[Lines of data]
══════════════════════════════
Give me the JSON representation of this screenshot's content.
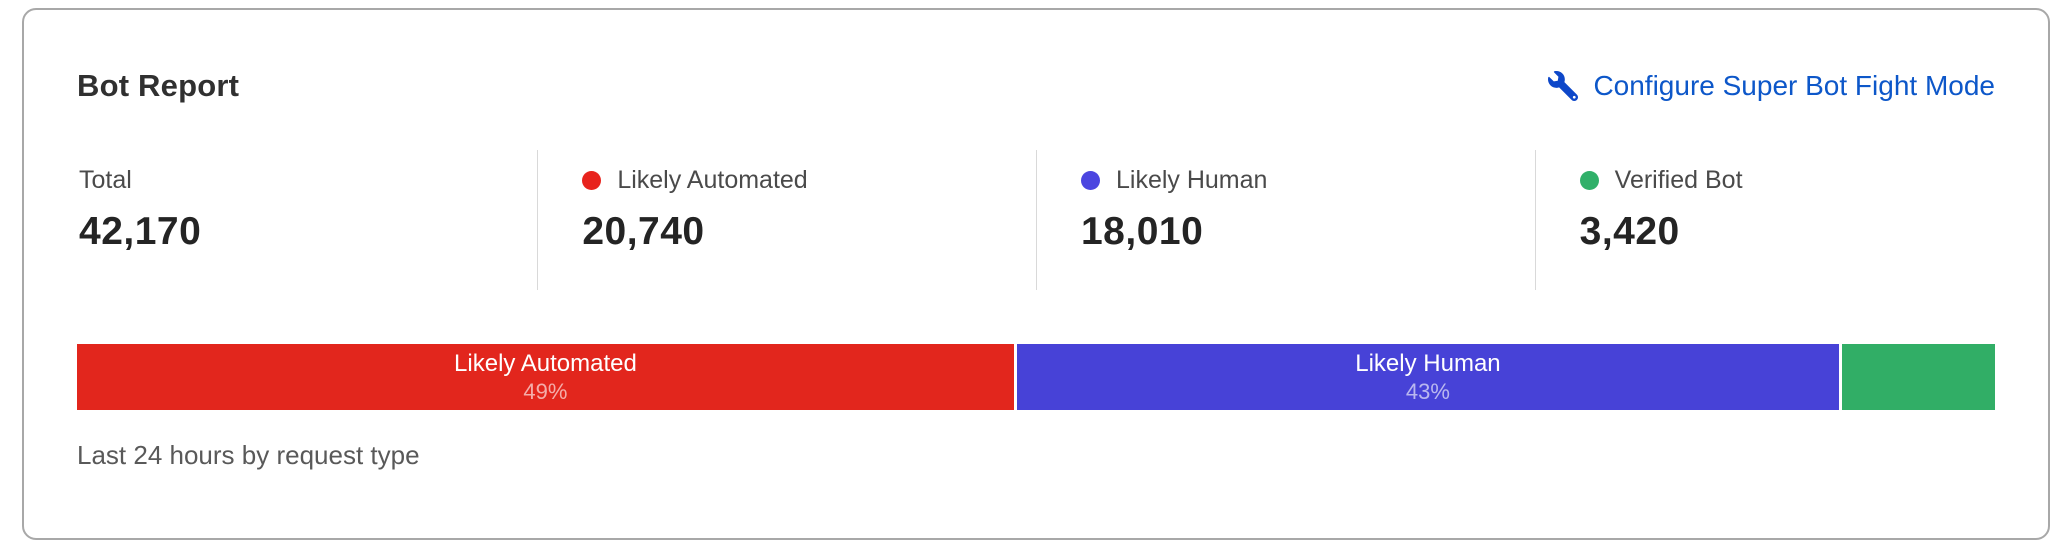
{
  "card": {
    "title": "Bot Report",
    "configure_link": {
      "label": "Configure Super Bot Fight Mode",
      "icon": "wrench-icon",
      "color": "#0d57c9"
    },
    "stats": [
      {
        "label": "Total",
        "value": "42,170",
        "dot_color": null
      },
      {
        "label": "Likely Automated",
        "value": "20,740",
        "dot_color": "#e8231d"
      },
      {
        "label": "Likely Human",
        "value": "18,010",
        "dot_color": "#4b45e0"
      },
      {
        "label": "Verified Bot",
        "value": "3,420",
        "dot_color": "#30b069"
      }
    ],
    "caption": "Last 24 hours by request type"
  },
  "chart_data": {
    "type": "bar",
    "subtype": "stacked-horizontal-single-bar",
    "title": "Bot Report",
    "total": 42170,
    "categories": [
      "Likely Automated",
      "Likely Human",
      "Verified Bot"
    ],
    "values": [
      20740,
      18010,
      3420
    ],
    "segments": [
      {
        "label": "Likely Automated",
        "value": 20740,
        "percent": 49,
        "percent_label": "49%",
        "color": "#e2261d",
        "show_label": true
      },
      {
        "label": "Likely Human",
        "value": 18010,
        "percent": 43,
        "percent_label": "43%",
        "color": "#4742d7",
        "show_label": true
      },
      {
        "label": "Verified Bot",
        "value": 3420,
        "percent": 8,
        "percent_label": "",
        "color": "#31ae66",
        "show_label": false
      }
    ],
    "xlabel": "Last 24 hours by request type",
    "legend_position": "top-stats-row",
    "grid": false
  }
}
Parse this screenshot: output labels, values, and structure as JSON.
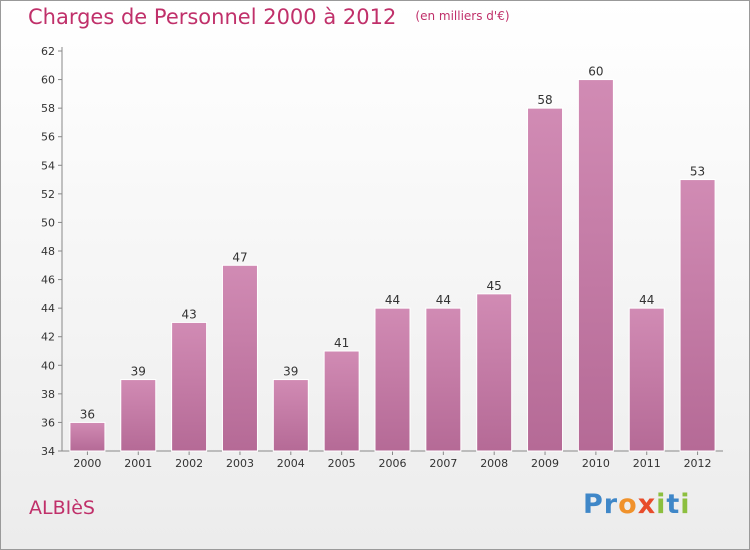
{
  "page": {
    "title": "Charges de Personnel 2000 à 2012",
    "subtitle": "(en milliers d'€)",
    "town": "ALBIèS",
    "logo": {
      "text": "Proxiti",
      "letters": [
        {
          "ch": "P",
          "color": "#3f87c8"
        },
        {
          "ch": "r",
          "color": "#3f87c8"
        },
        {
          "ch": "o",
          "color": "#f0922b"
        },
        {
          "ch": "x",
          "color": "#e84c2b"
        },
        {
          "ch": "i",
          "color": "#8cbf3f"
        },
        {
          "ch": "t",
          "color": "#3f87c8"
        },
        {
          "ch": "i",
          "color": "#8cbf3f"
        }
      ]
    }
  },
  "chart_data": {
    "type": "bar",
    "categories": [
      "2000",
      "2001",
      "2002",
      "2003",
      "2004",
      "2005",
      "2006",
      "2007",
      "2008",
      "2009",
      "2010",
      "2011",
      "2012"
    ],
    "values": [
      36,
      39,
      43,
      47,
      39,
      41,
      44,
      44,
      45,
      58,
      60,
      44,
      53
    ],
    "title": "Charges de Personnel 2000 à 2012",
    "subtitle": "(en milliers d'€)",
    "ylim": [
      34,
      62
    ],
    "yticks": [
      34,
      36,
      38,
      40,
      42,
      44,
      46,
      48,
      50,
      52,
      54,
      56,
      58,
      60,
      62
    ],
    "grid": false,
    "legend": "none",
    "bar_color": "#d18bb4",
    "bar_color_dark": "#b56a96",
    "axis_color": "#888888",
    "label_color": "#333333"
  }
}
══════════════════════════════
Look through the records above and report how many lines hold the word "false", giving only the number.

3